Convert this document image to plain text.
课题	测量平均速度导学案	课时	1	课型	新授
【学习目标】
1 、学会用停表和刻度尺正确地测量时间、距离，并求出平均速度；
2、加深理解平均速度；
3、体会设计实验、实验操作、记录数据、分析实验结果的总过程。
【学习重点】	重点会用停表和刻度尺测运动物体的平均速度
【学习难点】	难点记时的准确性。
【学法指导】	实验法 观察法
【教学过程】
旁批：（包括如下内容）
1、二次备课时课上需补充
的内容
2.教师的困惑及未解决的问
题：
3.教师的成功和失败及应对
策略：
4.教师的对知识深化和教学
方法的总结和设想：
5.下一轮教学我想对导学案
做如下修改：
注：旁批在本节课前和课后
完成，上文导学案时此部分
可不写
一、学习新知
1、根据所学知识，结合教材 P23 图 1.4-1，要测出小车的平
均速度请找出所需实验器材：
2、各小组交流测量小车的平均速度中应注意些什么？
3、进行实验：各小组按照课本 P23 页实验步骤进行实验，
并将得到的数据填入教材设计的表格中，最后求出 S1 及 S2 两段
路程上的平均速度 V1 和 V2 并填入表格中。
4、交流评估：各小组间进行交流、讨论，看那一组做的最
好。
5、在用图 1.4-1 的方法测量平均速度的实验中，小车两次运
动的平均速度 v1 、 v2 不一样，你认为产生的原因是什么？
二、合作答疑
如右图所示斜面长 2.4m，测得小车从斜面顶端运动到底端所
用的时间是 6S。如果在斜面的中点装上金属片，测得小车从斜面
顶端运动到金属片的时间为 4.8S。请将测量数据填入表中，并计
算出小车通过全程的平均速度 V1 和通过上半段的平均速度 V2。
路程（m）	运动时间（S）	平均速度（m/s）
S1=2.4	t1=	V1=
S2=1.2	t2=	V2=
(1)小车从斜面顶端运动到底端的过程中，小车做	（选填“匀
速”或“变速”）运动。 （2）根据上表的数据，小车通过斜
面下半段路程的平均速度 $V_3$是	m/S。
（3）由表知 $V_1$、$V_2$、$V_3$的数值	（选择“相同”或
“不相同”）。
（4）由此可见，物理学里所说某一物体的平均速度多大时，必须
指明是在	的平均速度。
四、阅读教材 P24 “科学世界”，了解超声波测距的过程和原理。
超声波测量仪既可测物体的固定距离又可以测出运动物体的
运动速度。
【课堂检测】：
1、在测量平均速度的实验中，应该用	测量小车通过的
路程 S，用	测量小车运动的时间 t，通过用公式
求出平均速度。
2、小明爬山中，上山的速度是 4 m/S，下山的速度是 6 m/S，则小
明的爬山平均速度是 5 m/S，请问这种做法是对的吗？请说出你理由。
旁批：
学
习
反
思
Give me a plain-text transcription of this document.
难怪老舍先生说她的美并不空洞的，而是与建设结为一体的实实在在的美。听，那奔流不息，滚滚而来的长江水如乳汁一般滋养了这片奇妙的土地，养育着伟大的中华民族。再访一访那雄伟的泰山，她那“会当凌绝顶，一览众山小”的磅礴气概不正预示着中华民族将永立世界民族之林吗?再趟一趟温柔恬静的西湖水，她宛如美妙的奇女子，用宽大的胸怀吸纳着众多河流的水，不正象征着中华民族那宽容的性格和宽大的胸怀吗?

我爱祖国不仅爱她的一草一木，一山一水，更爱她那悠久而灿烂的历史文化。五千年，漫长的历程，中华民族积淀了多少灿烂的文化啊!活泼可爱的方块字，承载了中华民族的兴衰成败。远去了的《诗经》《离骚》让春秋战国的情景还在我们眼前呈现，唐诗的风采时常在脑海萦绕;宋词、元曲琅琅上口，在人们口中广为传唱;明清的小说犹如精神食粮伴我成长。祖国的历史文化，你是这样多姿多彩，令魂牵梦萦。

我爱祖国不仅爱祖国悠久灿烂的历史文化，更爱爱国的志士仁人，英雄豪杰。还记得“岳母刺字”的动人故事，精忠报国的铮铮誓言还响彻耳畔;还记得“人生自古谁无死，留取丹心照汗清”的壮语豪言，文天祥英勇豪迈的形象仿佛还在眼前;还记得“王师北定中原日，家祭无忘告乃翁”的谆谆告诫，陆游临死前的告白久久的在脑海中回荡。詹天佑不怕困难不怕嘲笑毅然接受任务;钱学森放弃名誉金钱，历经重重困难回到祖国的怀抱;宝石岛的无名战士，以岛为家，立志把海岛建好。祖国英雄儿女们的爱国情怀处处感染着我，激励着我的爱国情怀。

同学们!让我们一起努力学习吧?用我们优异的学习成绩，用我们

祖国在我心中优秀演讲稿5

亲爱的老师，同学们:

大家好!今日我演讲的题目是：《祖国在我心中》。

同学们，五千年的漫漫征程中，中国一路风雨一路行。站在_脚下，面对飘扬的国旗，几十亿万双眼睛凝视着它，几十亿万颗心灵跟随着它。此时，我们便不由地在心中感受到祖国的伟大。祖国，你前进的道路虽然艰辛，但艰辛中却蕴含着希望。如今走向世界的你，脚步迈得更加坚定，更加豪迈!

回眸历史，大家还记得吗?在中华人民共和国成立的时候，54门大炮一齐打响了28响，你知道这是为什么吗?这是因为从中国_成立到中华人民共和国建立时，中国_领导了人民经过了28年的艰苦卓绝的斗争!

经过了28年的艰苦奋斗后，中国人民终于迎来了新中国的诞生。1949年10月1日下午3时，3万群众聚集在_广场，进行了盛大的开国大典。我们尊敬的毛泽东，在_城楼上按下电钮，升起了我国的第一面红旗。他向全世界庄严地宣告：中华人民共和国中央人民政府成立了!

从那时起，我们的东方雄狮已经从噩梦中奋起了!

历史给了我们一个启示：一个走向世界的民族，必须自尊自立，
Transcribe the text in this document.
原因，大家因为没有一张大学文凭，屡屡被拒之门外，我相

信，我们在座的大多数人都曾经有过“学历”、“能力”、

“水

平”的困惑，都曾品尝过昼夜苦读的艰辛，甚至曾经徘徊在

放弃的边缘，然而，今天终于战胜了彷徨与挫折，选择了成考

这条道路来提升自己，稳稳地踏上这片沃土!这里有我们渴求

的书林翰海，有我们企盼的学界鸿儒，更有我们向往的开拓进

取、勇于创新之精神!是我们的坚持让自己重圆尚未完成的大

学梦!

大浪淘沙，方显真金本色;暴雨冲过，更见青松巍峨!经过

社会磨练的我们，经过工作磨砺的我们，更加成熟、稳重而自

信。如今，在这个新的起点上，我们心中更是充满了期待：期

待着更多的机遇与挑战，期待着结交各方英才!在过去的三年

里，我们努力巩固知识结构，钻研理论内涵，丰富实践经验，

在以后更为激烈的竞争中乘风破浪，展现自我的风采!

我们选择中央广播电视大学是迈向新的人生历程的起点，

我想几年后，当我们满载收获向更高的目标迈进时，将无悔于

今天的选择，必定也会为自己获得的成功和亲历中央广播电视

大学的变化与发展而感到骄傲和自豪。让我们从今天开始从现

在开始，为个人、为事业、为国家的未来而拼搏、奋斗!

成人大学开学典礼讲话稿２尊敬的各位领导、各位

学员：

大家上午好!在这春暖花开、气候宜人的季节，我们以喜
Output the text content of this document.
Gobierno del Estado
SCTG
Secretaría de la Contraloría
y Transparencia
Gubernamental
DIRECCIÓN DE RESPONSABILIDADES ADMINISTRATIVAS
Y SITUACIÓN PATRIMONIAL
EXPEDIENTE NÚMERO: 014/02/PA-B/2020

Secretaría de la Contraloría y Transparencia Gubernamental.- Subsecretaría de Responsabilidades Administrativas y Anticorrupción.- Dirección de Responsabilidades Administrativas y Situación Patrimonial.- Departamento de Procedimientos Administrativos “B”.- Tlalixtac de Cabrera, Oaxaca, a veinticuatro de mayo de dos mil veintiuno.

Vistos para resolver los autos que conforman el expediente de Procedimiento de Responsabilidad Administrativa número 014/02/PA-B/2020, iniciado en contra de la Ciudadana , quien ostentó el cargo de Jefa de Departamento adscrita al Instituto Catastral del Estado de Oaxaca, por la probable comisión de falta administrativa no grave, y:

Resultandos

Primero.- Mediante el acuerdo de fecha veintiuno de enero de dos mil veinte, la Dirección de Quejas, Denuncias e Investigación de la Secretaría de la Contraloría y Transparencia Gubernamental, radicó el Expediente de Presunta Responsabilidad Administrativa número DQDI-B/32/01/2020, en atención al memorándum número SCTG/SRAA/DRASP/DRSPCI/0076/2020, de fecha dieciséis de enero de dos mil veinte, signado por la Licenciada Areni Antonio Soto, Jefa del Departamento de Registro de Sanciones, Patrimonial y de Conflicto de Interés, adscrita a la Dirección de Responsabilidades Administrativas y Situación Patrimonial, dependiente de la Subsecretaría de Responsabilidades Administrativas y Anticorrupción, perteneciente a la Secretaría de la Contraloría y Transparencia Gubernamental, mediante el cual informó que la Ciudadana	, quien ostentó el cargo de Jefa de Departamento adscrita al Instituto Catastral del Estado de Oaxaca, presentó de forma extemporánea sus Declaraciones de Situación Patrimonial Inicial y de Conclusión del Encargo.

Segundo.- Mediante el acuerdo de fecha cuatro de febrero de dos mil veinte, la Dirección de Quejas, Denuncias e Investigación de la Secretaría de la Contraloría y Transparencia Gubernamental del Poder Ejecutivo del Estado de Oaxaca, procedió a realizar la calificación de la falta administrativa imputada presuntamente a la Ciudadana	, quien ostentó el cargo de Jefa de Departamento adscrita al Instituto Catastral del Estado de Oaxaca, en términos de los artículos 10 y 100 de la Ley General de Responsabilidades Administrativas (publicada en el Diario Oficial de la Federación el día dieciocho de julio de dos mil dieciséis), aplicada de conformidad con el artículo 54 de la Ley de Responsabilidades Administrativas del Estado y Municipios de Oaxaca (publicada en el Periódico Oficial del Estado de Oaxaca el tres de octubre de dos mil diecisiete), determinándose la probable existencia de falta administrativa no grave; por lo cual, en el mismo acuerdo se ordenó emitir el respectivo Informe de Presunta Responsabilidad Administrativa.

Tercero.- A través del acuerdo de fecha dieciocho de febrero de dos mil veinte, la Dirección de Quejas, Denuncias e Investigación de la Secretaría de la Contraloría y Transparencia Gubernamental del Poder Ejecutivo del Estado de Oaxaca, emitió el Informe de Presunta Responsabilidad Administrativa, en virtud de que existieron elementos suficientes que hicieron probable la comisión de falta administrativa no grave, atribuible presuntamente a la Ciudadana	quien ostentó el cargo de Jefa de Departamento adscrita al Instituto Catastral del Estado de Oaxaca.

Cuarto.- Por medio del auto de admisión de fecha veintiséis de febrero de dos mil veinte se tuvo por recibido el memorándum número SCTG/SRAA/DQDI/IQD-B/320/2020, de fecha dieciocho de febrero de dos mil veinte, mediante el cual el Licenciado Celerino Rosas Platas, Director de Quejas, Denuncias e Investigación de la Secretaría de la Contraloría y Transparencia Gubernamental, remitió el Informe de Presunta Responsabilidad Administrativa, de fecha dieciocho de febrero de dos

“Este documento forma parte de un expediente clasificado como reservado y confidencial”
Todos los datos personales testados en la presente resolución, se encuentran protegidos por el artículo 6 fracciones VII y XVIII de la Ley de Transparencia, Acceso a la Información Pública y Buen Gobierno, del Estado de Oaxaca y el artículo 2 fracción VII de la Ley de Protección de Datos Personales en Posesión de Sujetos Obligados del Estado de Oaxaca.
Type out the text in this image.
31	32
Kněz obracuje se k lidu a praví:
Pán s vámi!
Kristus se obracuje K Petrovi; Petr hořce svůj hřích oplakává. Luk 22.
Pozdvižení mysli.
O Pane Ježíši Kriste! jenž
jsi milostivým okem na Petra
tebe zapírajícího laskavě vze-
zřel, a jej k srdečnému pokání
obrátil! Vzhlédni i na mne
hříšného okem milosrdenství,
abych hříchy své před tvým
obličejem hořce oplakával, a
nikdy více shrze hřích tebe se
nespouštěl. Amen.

■ ■ ■

_The request_:
Using the material above, reproduce exactly the line that contains "Type out the text in this image." and all lines after it through the last one, and only those.

_The output_:
Type out the text in this image.
31	32
Kněz obracuje se k lidu a praví:
Pán s vámi!
Kristus se obracuje K Petrovi; Petr hořce svůj hřích oplakává. Luk 22.
Pozdvižení mysli.
O Pane Ježíši Kriste! jenž
jsi milostivým okem na Petra
tebe zapírajícího laskavě vze-
zřel, a jej k srdečnému pokání
obrátil! Vzhlédni i na mne
hříšného okem milosrdenství,
abych hříchy své před tvým
obličejem hořce oplakával, a
nikdy více shrze hřích tebe se
nespouštěl. Amen.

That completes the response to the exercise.